[Directions for this task]:
Return the number of lines that include the string "trace", without any other text.

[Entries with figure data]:

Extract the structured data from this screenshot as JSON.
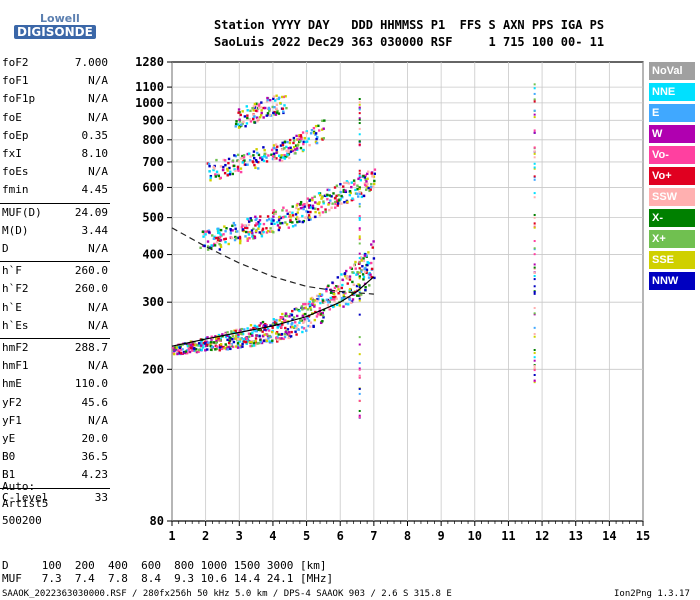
{
  "logo": {
    "top": "Lowell",
    "bottom": "DIGISONDE"
  },
  "header": {
    "line1": "Station YYYY DAY   DDD HHMMSS P1  FFS S AXN PPS IGA PS",
    "line2": "SaoLuis 2022 Dec29 363 030000 RSF     1 715 100 00- 11"
  },
  "params": [
    {
      "name": "foF2",
      "value": "7.000"
    },
    {
      "name": "foF1",
      "value": "N/A"
    },
    {
      "name": "foF1p",
      "value": "N/A"
    },
    {
      "name": "foE",
      "value": "N/A"
    },
    {
      "name": "foEp",
      "value": "0.35"
    },
    {
      "name": "fxI",
      "value": "8.10"
    },
    {
      "name": "foEs",
      "value": "N/A"
    },
    {
      "name": "fmin",
      "value": "4.45"
    },
    {
      "name": "MUF(D)",
      "value": "24.09"
    },
    {
      "name": "M(D)",
      "value": "3.44"
    },
    {
      "name": "D",
      "value": "N/A"
    },
    {
      "name": "h`F",
      "value": "260.0"
    },
    {
      "name": "h`F2",
      "value": "260.0"
    },
    {
      "name": "h`E",
      "value": "N/A"
    },
    {
      "name": "h`Es",
      "value": "N/A"
    },
    {
      "name": "hmF2",
      "value": "288.7"
    },
    {
      "name": "hmF1",
      "value": "N/A"
    },
    {
      "name": "hmE",
      "value": "110.0"
    },
    {
      "name": "yF2",
      "value": "45.6"
    },
    {
      "name": "yF1",
      "value": "N/A"
    },
    {
      "name": "yE",
      "value": "20.0"
    },
    {
      "name": "B0",
      "value": "36.5"
    },
    {
      "name": "B1",
      "value": "4.23"
    },
    {
      "name": "C-level",
      "value": "33"
    }
  ],
  "auto": [
    "Auto:",
    "Artist5",
    "500200"
  ],
  "legend": [
    {
      "label": "NoVal",
      "color": "#a0a0a0"
    },
    {
      "label": "NNE",
      "color": "#00e0ff"
    },
    {
      "label": "E",
      "color": "#40a8ff"
    },
    {
      "label": "W",
      "color": "#b000b0"
    },
    {
      "label": "Vo-",
      "color": "#ff40a0"
    },
    {
      "label": "Vo+",
      "color": "#e00020"
    },
    {
      "label": "SSW",
      "color": "#ffb0b0"
    },
    {
      "label": "X-",
      "color": "#008000"
    },
    {
      "label": "X+",
      "color": "#70c050"
    },
    {
      "label": "SSE",
      "color": "#d0d000"
    },
    {
      "label": "NNW",
      "color": "#0000c0"
    }
  ],
  "bottom": {
    "d_row": "D     100  200  400  600  800 1000 1500 3000 [km]",
    "muf_row": "MUF   7.3  7.4  7.8  8.4  9.3 10.6 14.4 24.1 [MHz]"
  },
  "footer": {
    "left": "SAAOK_2022363030000.RSF / 280fx256h 50 kHz 5.0 km / DPS-4 SAAOK 903 / 2.6 S 315.8 E",
    "right": "Ion2Png 1.3.17"
  },
  "chart_data": {
    "type": "scatter",
    "title": "",
    "xlabel": "",
    "ylabel": "",
    "xlim": [
      1,
      15
    ],
    "ylim": [
      80,
      1280
    ],
    "x_ticks": [
      1,
      2,
      3,
      4,
      5,
      6,
      7,
      8,
      9,
      10,
      11,
      12,
      13,
      14,
      15
    ],
    "y_ticks": [
      80,
      200,
      300,
      400,
      500,
      600,
      700,
      800,
      900,
      1000,
      1100,
      1280
    ],
    "y_scale": "log",
    "grid": true,
    "series": [
      {
        "trace": "F-trace echo",
        "x": [
          1.0,
          1.5,
          2.0,
          2.5,
          3.0,
          3.5,
          4.0,
          4.5,
          5.0,
          5.5,
          6.0,
          6.5,
          7.0
        ],
        "y": [
          225,
          228,
          232,
          236,
          240,
          246,
          252,
          260,
          272,
          290,
          315,
          340,
          380
        ]
      },
      {
        "trace": "2nd hop echo",
        "x": [
          1.8,
          2.5,
          3.0,
          3.5,
          4.0,
          4.5,
          5.0,
          5.5,
          6.0,
          6.5,
          7.0
        ],
        "y": [
          430,
          440,
          455,
          470,
          485,
          500,
          520,
          545,
          570,
          595,
          630
        ]
      },
      {
        "trace": "3rd hop echo",
        "x": [
          2.0,
          2.5,
          3.0,
          3.5,
          4.0,
          4.5,
          5.0,
          5.5
        ],
        "y": [
          660,
          670,
          690,
          710,
          730,
          760,
          800,
          850
        ]
      },
      {
        "trace": "4th hop echo",
        "x": [
          2.8,
          3.2,
          3.6,
          4.0,
          4.4
        ],
        "y": [
          900,
          920,
          950,
          980,
          1000
        ]
      },
      {
        "trace": "profile curve",
        "x": [
          1.0,
          2.0,
          3.0,
          4.0,
          5.0,
          6.0,
          6.5,
          7.0
        ],
        "y": [
          230,
          240,
          250,
          260,
          275,
          300,
          320,
          350
        ]
      },
      {
        "trace": "hmF2 dashed",
        "x": [
          1.0,
          2.0,
          3.0,
          4.0,
          5.0,
          6.0,
          7.0
        ],
        "y": [
          470,
          420,
          380,
          350,
          330,
          320,
          315
        ]
      }
    ]
  }
}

[Result of this task]:
6